* _Goal of the exercise_:
Check each line of the material below for "доћи", then copy the ones that contain it.
--- start ---
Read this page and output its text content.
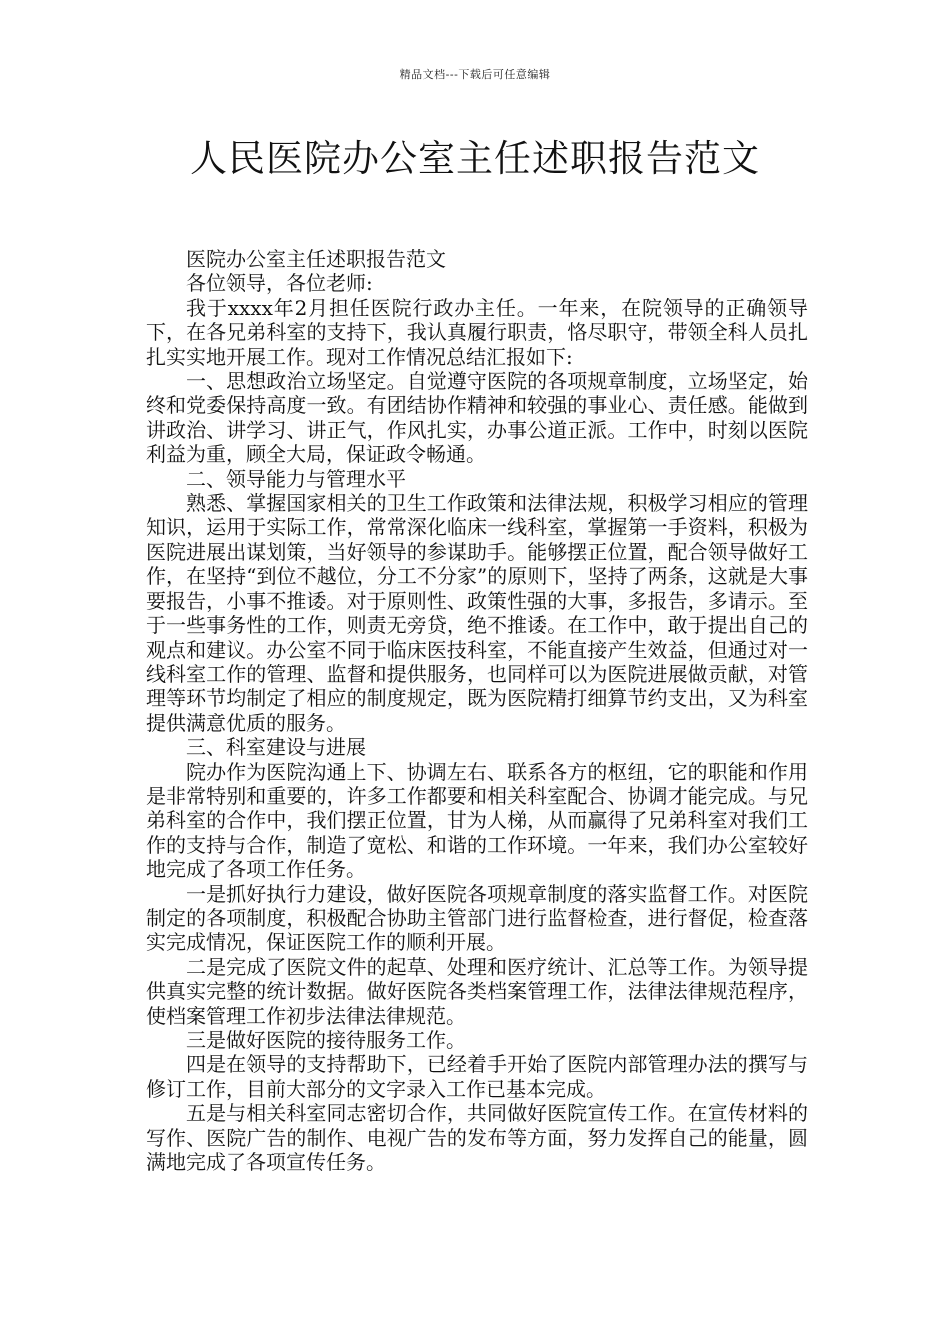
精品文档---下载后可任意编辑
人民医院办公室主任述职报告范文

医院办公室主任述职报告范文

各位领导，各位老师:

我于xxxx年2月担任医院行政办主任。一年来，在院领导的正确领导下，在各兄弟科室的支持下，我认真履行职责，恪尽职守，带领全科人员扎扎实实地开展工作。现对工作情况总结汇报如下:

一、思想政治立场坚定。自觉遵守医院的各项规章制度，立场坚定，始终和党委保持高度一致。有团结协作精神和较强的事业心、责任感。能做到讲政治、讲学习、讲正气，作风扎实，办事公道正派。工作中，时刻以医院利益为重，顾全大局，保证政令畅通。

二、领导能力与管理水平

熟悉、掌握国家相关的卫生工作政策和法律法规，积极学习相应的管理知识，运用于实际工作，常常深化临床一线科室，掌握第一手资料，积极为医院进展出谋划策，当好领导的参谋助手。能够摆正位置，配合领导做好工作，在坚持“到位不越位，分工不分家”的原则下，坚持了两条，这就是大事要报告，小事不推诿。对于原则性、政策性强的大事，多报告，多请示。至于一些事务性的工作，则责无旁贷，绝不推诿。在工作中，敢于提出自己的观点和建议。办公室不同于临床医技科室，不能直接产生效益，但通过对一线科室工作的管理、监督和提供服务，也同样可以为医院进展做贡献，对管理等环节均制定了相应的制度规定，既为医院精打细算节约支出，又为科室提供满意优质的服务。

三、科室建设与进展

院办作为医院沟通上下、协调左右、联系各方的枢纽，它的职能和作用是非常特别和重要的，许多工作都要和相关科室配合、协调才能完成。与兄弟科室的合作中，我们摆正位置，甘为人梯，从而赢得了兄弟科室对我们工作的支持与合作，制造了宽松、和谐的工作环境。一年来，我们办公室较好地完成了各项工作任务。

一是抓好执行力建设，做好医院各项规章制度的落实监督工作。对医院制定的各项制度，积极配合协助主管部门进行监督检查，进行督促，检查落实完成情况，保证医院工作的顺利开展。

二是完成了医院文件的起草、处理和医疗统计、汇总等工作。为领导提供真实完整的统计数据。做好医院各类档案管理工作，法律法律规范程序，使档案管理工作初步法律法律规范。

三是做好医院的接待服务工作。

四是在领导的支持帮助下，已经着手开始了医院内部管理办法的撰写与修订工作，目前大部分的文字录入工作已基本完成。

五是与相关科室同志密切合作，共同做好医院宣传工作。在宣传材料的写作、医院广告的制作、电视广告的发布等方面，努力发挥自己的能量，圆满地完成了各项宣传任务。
--- end ---
--- start ---
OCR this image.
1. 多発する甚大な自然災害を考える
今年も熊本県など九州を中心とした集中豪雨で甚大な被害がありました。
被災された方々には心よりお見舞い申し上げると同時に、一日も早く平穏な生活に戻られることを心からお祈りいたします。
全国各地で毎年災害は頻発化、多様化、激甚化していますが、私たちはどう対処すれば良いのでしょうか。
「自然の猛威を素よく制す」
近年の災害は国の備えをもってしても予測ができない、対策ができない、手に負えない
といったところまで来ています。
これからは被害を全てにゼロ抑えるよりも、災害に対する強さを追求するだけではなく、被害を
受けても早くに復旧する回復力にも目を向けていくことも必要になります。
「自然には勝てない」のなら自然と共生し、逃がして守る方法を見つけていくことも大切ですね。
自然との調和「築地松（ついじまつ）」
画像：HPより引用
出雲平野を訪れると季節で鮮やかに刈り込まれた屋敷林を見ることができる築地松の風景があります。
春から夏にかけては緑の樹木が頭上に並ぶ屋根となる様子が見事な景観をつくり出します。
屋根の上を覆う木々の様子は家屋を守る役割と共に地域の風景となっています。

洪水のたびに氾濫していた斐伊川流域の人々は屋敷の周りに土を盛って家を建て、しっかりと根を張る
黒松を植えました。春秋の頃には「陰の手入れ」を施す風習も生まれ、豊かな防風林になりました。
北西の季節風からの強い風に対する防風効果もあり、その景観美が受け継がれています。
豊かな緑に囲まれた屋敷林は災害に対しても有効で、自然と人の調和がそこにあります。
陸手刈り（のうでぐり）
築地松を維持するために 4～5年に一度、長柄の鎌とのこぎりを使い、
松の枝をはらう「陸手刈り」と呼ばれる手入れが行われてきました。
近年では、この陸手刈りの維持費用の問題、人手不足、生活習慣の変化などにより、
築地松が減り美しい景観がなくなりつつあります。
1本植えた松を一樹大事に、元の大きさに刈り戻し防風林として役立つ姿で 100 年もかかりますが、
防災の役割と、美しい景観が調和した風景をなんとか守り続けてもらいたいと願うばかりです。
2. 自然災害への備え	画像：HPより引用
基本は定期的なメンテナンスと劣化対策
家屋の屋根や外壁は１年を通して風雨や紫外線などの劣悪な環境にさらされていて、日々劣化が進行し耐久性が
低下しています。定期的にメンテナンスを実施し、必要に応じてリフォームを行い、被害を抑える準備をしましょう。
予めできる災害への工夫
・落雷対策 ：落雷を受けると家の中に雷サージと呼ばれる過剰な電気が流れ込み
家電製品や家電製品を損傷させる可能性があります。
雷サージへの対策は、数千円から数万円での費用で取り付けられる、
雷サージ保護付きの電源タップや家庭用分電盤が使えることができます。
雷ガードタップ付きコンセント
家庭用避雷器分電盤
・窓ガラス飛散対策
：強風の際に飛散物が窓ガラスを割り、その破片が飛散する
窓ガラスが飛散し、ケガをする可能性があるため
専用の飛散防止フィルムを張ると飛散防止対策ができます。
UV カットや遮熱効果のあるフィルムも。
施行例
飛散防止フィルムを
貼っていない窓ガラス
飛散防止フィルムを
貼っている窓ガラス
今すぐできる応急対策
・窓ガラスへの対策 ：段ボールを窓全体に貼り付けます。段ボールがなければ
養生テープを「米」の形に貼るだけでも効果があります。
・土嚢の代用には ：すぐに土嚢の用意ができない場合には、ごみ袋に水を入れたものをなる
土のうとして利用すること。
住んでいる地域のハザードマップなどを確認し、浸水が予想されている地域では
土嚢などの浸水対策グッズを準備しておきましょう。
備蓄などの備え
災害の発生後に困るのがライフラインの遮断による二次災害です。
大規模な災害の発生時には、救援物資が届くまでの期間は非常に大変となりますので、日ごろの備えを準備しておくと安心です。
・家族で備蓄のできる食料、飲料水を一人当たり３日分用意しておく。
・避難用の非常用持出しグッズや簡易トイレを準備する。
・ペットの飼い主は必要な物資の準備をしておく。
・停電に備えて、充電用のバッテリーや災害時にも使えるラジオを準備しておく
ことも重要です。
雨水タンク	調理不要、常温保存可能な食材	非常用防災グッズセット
--- end ---
--- start ---
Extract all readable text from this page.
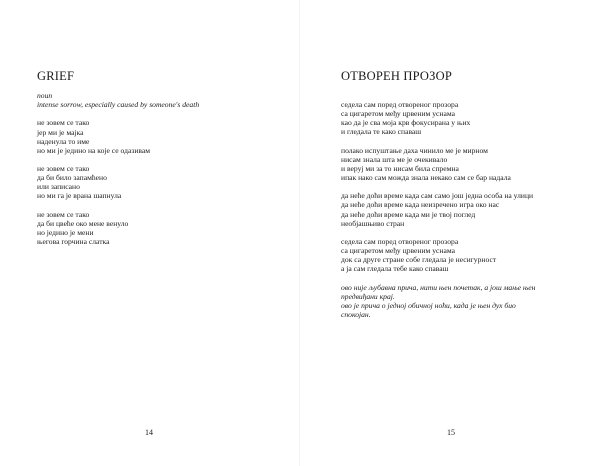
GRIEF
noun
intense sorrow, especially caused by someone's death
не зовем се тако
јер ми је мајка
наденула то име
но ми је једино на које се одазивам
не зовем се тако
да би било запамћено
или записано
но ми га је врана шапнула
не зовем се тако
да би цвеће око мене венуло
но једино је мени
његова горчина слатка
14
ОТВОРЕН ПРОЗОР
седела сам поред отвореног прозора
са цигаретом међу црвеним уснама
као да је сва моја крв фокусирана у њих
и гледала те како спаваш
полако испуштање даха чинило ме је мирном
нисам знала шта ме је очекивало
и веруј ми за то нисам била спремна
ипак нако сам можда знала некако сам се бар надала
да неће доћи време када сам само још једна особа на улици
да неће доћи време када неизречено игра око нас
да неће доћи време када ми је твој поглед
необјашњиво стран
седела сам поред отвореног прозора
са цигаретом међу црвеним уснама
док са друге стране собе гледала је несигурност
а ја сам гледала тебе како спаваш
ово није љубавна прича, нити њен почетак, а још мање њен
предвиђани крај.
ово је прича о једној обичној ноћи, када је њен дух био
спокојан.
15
--- end ---
* _Completed task_:
да неће доћи време када сам само још једна особа на улици
да неће доћи време када неизречено игра око нас
да неће доћи време када ми је твој поглед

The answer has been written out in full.